====== Task material ======

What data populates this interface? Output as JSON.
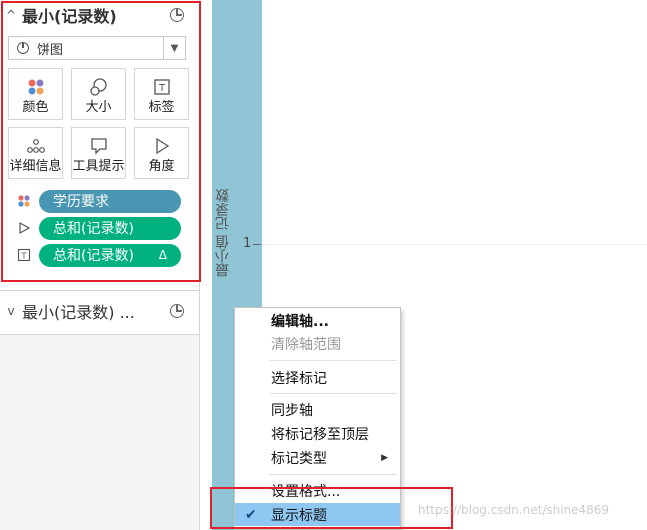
{
  "marks_card": {
    "title": "最小(记录数)",
    "mark_type": "饼图",
    "buttons": [
      {
        "label": "颜色",
        "icon": "color-dots-icon"
      },
      {
        "label": "大小",
        "icon": "size-circles-icon"
      },
      {
        "label": "标签",
        "icon": "label-t-icon"
      },
      {
        "label": "详细信息",
        "icon": "detail-dots-icon"
      },
      {
        "label": "工具提示",
        "icon": "tooltip-bubble-icon"
      },
      {
        "label": "角度",
        "icon": "angle-icon"
      }
    ],
    "pills": [
      {
        "label": "学历要求",
        "icon": "color-dots-icon",
        "color": "#4996b2"
      },
      {
        "label": "总和(记录数)",
        "icon": "angle-icon",
        "color": "#00b180"
      },
      {
        "label": "总和(记录数)",
        "icon": "label-t-icon",
        "color": "#00b180",
        "badge": "Δ"
      }
    ]
  },
  "second_card": {
    "title": "最小(记录数) ..."
  },
  "axis": {
    "title": "最小值 记录数",
    "tick": "1"
  },
  "context_menu": {
    "items": [
      {
        "label": "编辑轴...",
        "style": "bold"
      },
      {
        "label": "清除轴范围",
        "style": "disabled"
      },
      {
        "label": "选择标记",
        "style": "normal"
      },
      {
        "label": "同步轴",
        "style": "normal"
      },
      {
        "label": "将标记移至顶层",
        "style": "normal"
      },
      {
        "label": "标记类型",
        "style": "submenu"
      },
      {
        "label": "设置格式...",
        "style": "normal"
      },
      {
        "label": "显示标题",
        "style": "checked-active"
      }
    ],
    "check": "✔",
    "submenu_arrow": "▶"
  },
  "watermark": "https://blog.csdn.net/shine4869",
  "colors": {
    "accent_blue": "#4996b2",
    "accent_green": "#00b180",
    "axis_band": "#8fc5d4",
    "menu_highlight": "#8ec7f2",
    "annotation_red": "#e0202a"
  }
}
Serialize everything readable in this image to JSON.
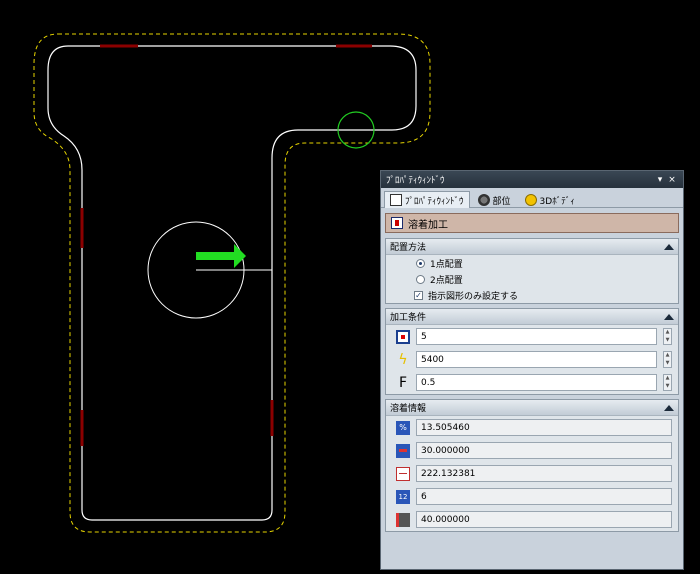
{
  "colors": {
    "background": "#000000",
    "outline": "#ffffff",
    "offset": "#e6d400",
    "marker": "#8b0000",
    "arrow": "#22dd22",
    "circle_marker": "#22cc22"
  },
  "panel": {
    "title": "ﾌﾟﾛﾊﾟﾃｨｳｨﾝﾄﾞｳ",
    "pin_icon": "pin-icon",
    "close_symbol": "×",
    "tabs": [
      {
        "label": "ﾌﾟﾛﾊﾟﾃｨｳｨﾝﾄﾞｳ",
        "icon": "properties-icon",
        "active": true
      },
      {
        "label": "部位",
        "icon": "parts-icon",
        "active": false
      },
      {
        "label": "3Dﾎﾞﾃﾞｨ",
        "icon": "body-icon",
        "active": false
      }
    ],
    "feature": {
      "label": "溶着加工",
      "icon": "weld-icon"
    },
    "placement": {
      "header": "配置方法",
      "options": [
        {
          "label": "1点配置",
          "selected": true
        },
        {
          "label": "2点配置",
          "selected": false
        }
      ],
      "checkbox": {
        "label": "指示図形のみ設定する",
        "checked": true
      }
    },
    "conditions": {
      "header": "加工条件",
      "fields": [
        {
          "icon": "count-icon",
          "value": "5"
        },
        {
          "icon": "lightning-icon",
          "value": "5400"
        },
        {
          "icon": "f-letter-icon",
          "icon_text": "F",
          "value": "0.5"
        }
      ]
    },
    "weld_info": {
      "header": "溶着情報",
      "fields": [
        {
          "icon": "percent-icon",
          "value": "13.505460"
        },
        {
          "icon": "spacing-icon",
          "value": "30.000000"
        },
        {
          "icon": "length-icon",
          "value": "222.132381"
        },
        {
          "icon": "number-icon",
          "value": "6"
        },
        {
          "icon": "height-icon",
          "value": "40.000000"
        }
      ]
    }
  }
}
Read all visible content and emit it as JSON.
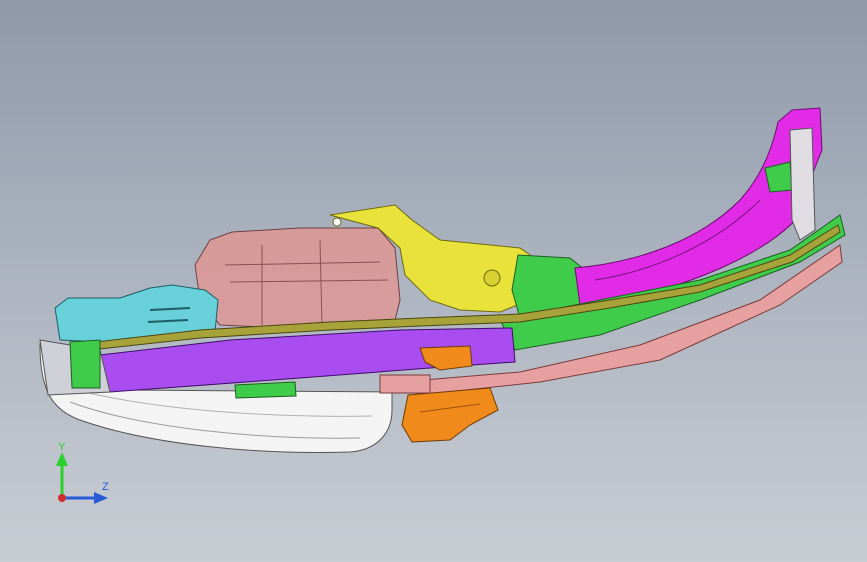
{
  "viewport": {
    "background_top": "#8f99aa",
    "background_bottom": "#c9cdd4"
  },
  "model": {
    "description_icon": "car-front-floor-structure-3d-model",
    "parts": [
      {
        "name": "bumper-cover",
        "color": "#f4f4f4"
      },
      {
        "name": "crash-box",
        "color": "#67d0d8"
      },
      {
        "name": "side-rail-purple",
        "color": "#a94cf0"
      },
      {
        "name": "dash-panel-pink",
        "color": "#d99a98"
      },
      {
        "name": "cowl-yellow",
        "color": "#e8e23a"
      },
      {
        "name": "wheelhouse-magenta",
        "color": "#e12be6"
      },
      {
        "name": "rocker-green",
        "color": "#3fcc4a"
      },
      {
        "name": "subframe-bracket-orange",
        "color": "#f08a1a"
      },
      {
        "name": "lower-rail-salmon",
        "color": "#e6a0a0"
      }
    ]
  },
  "triad": {
    "y_label": "Y",
    "z_label": "Z",
    "y_color": "#2bd12b",
    "z_color": "#2a5bd6",
    "x_color": "#d12b2b"
  }
}
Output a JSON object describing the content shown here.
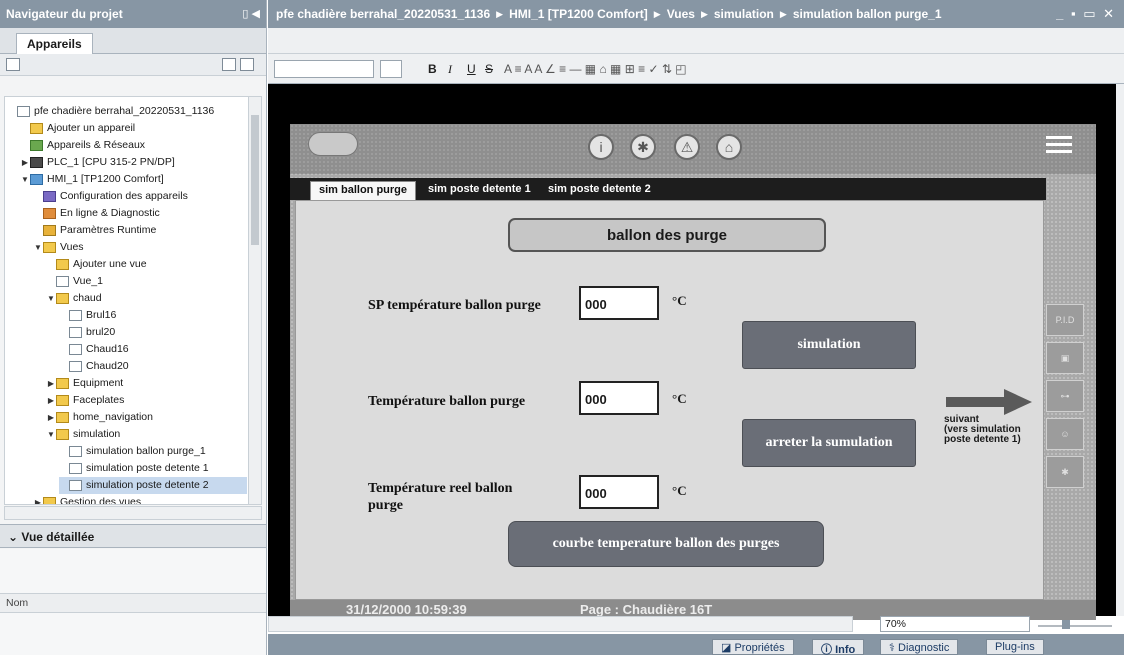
{
  "navigator": {
    "title": "Navigateur du projet",
    "tab": "Appareils",
    "tree": [
      {
        "label": "pfe chadière berrahal_20220531_1136",
        "icon": "project-icon",
        "depth": 0,
        "expander": "",
        "selected": false
      },
      {
        "label": "Ajouter un appareil",
        "icon": "add-device-icon",
        "depth": 1,
        "expander": "",
        "selected": false
      },
      {
        "label": "Appareils & Réseaux",
        "icon": "network-icon",
        "depth": 1,
        "expander": "",
        "selected": false
      },
      {
        "label": "PLC_1 [CPU 315-2 PN/DP]",
        "icon": "plc-icon",
        "depth": 1,
        "expander": "▶",
        "selected": false
      },
      {
        "label": "HMI_1 [TP1200 Comfort]",
        "icon": "hmi-icon",
        "depth": 1,
        "expander": "▼",
        "selected": false
      },
      {
        "label": "Configuration des appareils",
        "icon": "config-icon",
        "depth": 2,
        "expander": "",
        "selected": false
      },
      {
        "label": "En ligne & Diagnostic",
        "icon": "diagnostic-icon",
        "depth": 2,
        "expander": "",
        "selected": false
      },
      {
        "label": "Paramètres Runtime",
        "icon": "runtime-icon",
        "depth": 2,
        "expander": "",
        "selected": false
      },
      {
        "label": "Vues",
        "icon": "folder-icon",
        "depth": 2,
        "expander": "▼",
        "selected": false
      },
      {
        "label": "Ajouter une vue",
        "icon": "add-screen-icon",
        "depth": 3,
        "expander": "",
        "selected": false
      },
      {
        "label": "Vue_1",
        "icon": "screen-icon",
        "depth": 3,
        "expander": "",
        "selected": false
      },
      {
        "label": "chaud",
        "icon": "folder-icon",
        "depth": 3,
        "expander": "▼",
        "selected": false
      },
      {
        "label": "Brul16",
        "icon": "screen-icon",
        "depth": 4,
        "expander": "",
        "selected": false
      },
      {
        "label": "brul20",
        "icon": "screen-icon",
        "depth": 4,
        "expander": "",
        "selected": false
      },
      {
        "label": "Chaud16",
        "icon": "screen-icon",
        "depth": 4,
        "expander": "",
        "selected": false
      },
      {
        "label": "Chaud20",
        "icon": "screen-icon",
        "depth": 4,
        "expander": "",
        "selected": false
      },
      {
        "label": "Equipment",
        "icon": "folder-icon",
        "depth": 3,
        "expander": "▶",
        "selected": false
      },
      {
        "label": "Faceplates",
        "icon": "folder-icon",
        "depth": 3,
        "expander": "▶",
        "selected": false
      },
      {
        "label": "home_navigation",
        "icon": "folder-icon",
        "depth": 3,
        "expander": "▶",
        "selected": false
      },
      {
        "label": "simulation",
        "icon": "folder-icon",
        "depth": 3,
        "expander": "▼",
        "selected": false
      },
      {
        "label": "simulation ballon purge_1",
        "icon": "screen-icon",
        "depth": 4,
        "expander": "",
        "selected": false
      },
      {
        "label": "simulation poste detente 1",
        "icon": "screen-icon",
        "depth": 4,
        "expander": "",
        "selected": false
      },
      {
        "label": "simulation poste detente 2",
        "icon": "screen-icon",
        "depth": 4,
        "expander": "",
        "selected": true
      },
      {
        "label": "Gestion des vues",
        "icon": "folder-icon",
        "depth": 2,
        "expander": "▶",
        "selected": false
      }
    ],
    "detail_title": "Vue détaillée",
    "detail_column": "Nom"
  },
  "breadcrumb": [
    "pfe chadière berrahal_20220531_1136",
    "HMI_1 [TP1200 Comfort]",
    "Vues",
    "simulation",
    "simulation ballon purge_1"
  ],
  "toolbar": {
    "bold": "B",
    "italic": "I",
    "underline": "U",
    "strike": "S"
  },
  "hmi": {
    "tabs": [
      "sim ballon purge",
      "sim poste detente 1",
      "sim poste detente 2"
    ],
    "active_tab": 0,
    "title": "ballon des purge",
    "fields": [
      {
        "label": "SP température ballon purge",
        "value": "000",
        "unit": "°C"
      },
      {
        "label": "Température ballon purge",
        "value": "000",
        "unit": "°C"
      },
      {
        "label": "Température reel ballon purge",
        "value": "000",
        "unit": "°C"
      }
    ],
    "simulation_button": "simulation",
    "stop_button": "arreter la sumulation",
    "curve_button": "courbe temperature ballon des purges",
    "next_text": "suivant\n(vers simulation\nposte detente 1)",
    "side_buttons": [
      "P.I.D",
      "",
      "",
      "",
      ""
    ],
    "date": "31/12/2000 10:59:39",
    "page": "Page : Chaudière 16T"
  },
  "zoom": "70%",
  "bottom_tabs": [
    "Propriétés",
    "Info",
    "Diagnostic",
    "Plug-ins"
  ],
  "colors": {
    "titlebar": "#8796a4",
    "button_dark": "#6a6e77",
    "panel_bg": "#dcdcdc"
  }
}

======

Problem statement | The records are above. How many lines in them contain the word "JSON"? Give the number alone.

Written response | 4